Aim of the task: Gather, from the listing beneath this task, every line holding the string "Single".

** START **

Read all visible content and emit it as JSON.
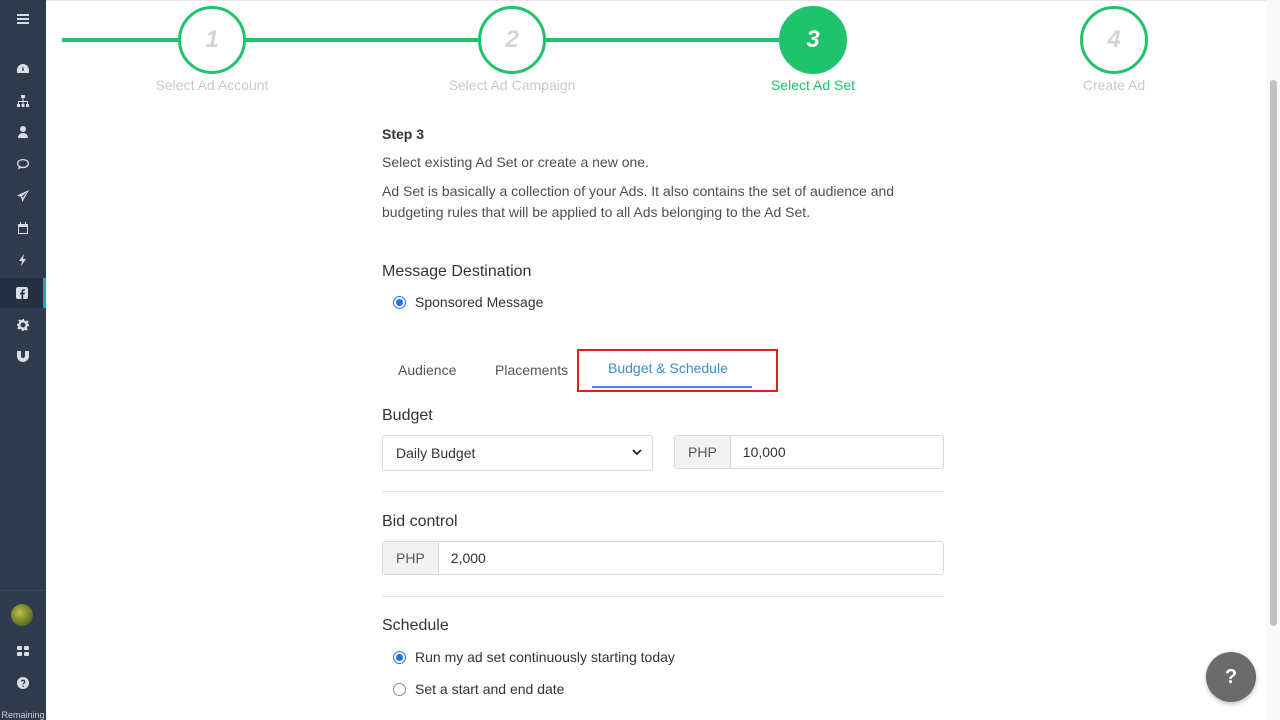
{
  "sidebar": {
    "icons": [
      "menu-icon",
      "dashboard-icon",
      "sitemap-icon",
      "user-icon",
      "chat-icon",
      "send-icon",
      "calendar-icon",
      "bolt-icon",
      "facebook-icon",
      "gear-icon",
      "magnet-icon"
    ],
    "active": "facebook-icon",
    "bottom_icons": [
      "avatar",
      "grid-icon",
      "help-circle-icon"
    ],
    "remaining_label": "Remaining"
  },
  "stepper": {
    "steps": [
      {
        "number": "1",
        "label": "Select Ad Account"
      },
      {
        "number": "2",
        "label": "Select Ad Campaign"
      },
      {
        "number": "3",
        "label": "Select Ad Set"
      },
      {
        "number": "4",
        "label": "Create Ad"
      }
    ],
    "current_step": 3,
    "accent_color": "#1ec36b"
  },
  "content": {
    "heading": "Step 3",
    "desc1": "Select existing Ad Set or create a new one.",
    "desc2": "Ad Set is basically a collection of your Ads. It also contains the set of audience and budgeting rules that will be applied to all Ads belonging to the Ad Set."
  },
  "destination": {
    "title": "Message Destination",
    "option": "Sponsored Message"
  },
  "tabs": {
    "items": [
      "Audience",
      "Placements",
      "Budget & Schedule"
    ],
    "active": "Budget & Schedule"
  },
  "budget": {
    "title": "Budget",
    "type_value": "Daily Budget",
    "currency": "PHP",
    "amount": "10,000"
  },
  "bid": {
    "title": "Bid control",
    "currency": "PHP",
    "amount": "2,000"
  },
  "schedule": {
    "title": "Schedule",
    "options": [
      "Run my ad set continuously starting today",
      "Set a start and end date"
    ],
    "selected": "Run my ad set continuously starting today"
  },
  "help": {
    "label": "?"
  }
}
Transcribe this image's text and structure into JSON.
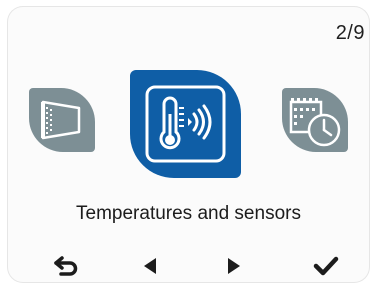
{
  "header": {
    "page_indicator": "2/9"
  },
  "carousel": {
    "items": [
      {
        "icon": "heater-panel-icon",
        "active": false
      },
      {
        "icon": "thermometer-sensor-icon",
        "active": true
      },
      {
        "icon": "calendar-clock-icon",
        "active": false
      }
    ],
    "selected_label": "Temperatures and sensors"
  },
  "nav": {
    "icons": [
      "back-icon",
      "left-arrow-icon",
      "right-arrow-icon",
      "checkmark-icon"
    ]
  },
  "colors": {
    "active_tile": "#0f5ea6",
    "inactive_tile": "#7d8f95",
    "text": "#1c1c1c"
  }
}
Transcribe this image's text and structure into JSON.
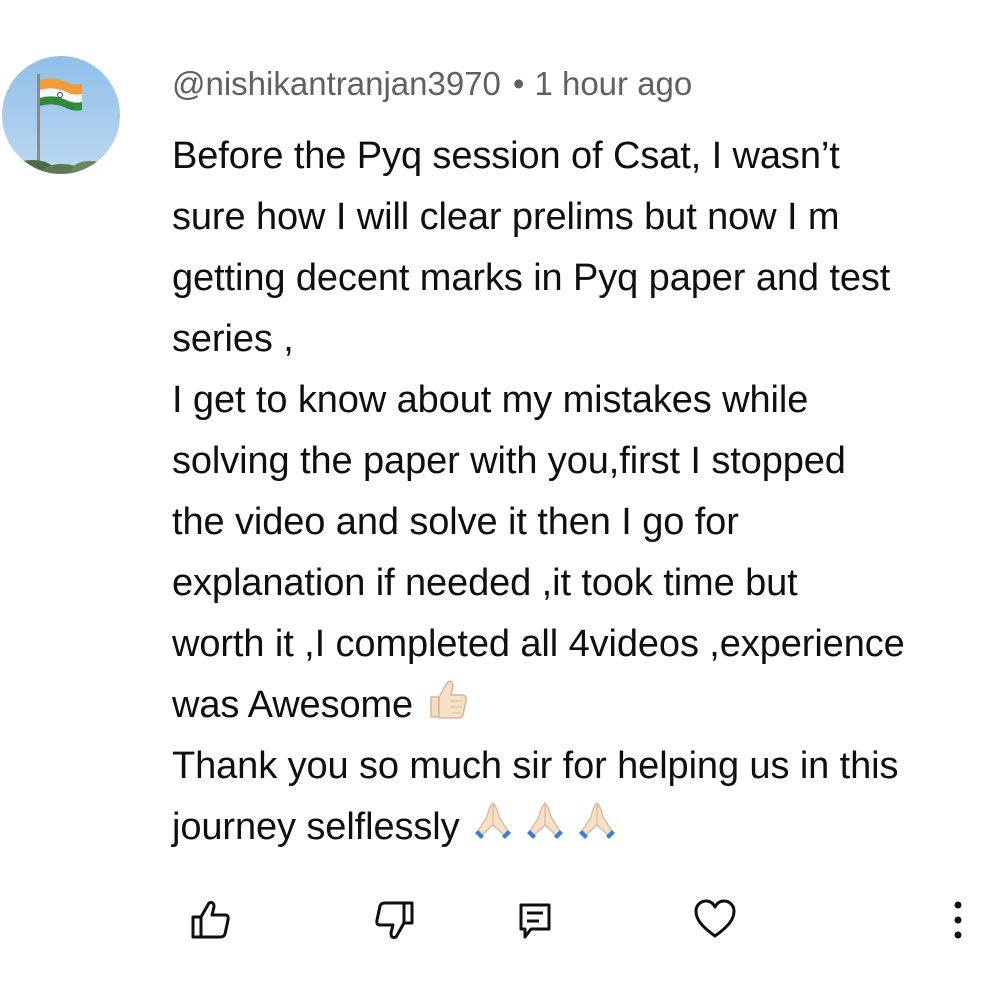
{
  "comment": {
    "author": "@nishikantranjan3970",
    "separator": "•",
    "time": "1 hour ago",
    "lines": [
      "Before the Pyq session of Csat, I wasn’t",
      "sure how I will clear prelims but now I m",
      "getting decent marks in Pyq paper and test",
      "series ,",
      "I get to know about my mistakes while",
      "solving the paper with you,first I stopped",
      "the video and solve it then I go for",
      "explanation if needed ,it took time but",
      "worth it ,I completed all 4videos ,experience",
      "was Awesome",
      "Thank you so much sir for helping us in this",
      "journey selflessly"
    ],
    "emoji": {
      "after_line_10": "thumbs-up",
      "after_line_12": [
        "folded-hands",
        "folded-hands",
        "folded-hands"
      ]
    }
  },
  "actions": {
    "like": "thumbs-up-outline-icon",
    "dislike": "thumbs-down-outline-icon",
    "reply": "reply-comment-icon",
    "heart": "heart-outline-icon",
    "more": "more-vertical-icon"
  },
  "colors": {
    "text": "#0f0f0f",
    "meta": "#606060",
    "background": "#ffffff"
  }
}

** END **
** START **

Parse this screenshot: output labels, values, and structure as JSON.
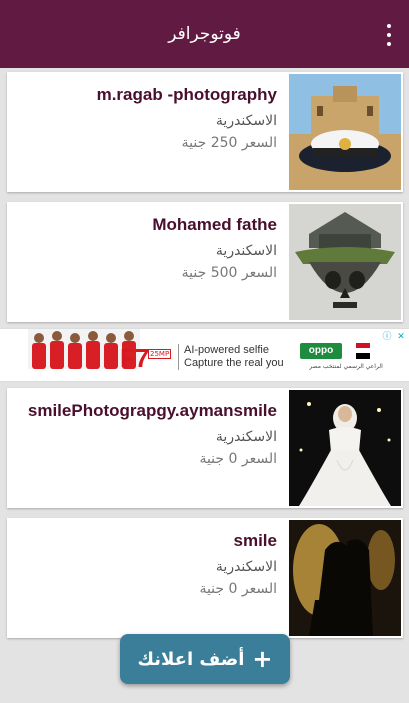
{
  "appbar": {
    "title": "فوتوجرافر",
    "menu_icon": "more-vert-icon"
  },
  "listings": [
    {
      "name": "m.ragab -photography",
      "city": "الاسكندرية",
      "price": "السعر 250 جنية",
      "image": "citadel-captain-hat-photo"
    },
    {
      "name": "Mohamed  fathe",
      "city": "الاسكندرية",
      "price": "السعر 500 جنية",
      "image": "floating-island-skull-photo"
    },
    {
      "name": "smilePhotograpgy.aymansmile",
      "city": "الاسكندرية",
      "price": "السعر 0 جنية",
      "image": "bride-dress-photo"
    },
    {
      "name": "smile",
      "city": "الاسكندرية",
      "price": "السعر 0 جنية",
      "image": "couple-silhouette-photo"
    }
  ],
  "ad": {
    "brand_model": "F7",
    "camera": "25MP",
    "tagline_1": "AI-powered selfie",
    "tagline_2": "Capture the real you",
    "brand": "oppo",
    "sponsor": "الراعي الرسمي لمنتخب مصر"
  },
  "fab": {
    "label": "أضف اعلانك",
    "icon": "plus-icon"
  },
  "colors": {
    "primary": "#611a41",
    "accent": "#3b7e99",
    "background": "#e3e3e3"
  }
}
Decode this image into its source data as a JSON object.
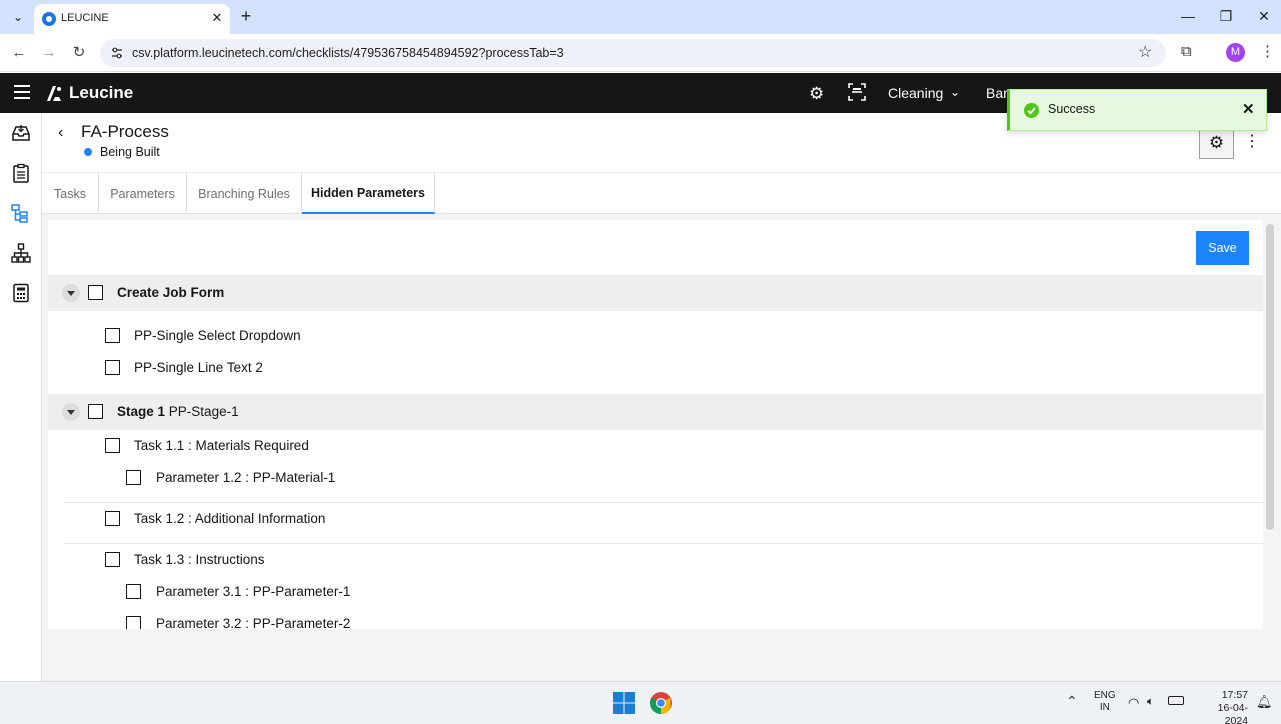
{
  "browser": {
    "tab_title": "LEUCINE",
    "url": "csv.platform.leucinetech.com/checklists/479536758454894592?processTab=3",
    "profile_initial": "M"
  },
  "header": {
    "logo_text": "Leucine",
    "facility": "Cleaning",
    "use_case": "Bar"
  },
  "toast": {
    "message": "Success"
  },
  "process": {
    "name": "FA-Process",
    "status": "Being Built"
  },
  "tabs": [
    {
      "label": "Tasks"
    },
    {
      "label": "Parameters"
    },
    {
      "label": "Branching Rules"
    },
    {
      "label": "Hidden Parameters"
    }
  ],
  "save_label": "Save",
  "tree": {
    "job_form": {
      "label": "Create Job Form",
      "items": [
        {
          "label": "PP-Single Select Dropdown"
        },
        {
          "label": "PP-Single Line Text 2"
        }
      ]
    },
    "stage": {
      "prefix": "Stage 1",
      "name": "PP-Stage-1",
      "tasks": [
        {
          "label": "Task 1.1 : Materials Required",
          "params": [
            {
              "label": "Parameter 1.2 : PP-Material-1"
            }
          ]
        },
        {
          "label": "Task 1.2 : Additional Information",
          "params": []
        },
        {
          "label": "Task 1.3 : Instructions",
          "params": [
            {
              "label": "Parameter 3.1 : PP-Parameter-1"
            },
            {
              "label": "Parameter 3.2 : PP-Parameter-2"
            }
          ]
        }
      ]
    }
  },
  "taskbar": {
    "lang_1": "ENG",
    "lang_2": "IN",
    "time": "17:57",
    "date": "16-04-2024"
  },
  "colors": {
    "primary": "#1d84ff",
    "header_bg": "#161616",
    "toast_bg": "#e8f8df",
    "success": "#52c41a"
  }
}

** END **
** START **

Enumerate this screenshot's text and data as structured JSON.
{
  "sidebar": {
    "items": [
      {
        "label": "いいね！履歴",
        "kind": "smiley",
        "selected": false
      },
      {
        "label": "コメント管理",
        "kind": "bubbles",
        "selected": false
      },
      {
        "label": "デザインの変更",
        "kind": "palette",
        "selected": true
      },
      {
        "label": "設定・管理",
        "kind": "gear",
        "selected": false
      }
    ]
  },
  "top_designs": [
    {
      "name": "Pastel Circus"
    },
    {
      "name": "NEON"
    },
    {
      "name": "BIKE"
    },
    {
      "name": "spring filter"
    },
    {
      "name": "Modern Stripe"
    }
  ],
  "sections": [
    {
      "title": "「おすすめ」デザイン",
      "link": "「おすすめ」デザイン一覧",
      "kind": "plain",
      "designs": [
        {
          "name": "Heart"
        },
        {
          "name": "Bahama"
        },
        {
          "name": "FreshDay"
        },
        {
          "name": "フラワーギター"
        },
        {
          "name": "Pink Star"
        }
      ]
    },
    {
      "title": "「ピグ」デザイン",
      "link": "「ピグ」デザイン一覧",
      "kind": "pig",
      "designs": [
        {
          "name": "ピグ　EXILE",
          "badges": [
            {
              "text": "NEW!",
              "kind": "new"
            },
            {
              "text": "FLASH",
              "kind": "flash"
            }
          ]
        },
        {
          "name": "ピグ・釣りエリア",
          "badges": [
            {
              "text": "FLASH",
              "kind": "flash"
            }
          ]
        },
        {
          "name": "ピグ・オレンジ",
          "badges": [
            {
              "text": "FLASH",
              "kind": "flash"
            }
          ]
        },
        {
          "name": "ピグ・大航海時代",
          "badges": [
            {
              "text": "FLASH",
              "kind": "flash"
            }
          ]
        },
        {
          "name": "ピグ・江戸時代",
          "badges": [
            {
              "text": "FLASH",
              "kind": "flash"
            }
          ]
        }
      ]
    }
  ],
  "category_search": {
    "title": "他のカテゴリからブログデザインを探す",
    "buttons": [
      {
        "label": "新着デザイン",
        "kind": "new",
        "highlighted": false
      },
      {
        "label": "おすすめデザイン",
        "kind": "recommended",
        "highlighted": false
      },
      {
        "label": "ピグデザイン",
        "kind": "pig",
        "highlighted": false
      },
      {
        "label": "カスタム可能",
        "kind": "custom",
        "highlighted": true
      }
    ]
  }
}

** END **

Expected answer:
          "label": "PP-Single Select Dropdown"
          "label": "PP-Single Line Text 2"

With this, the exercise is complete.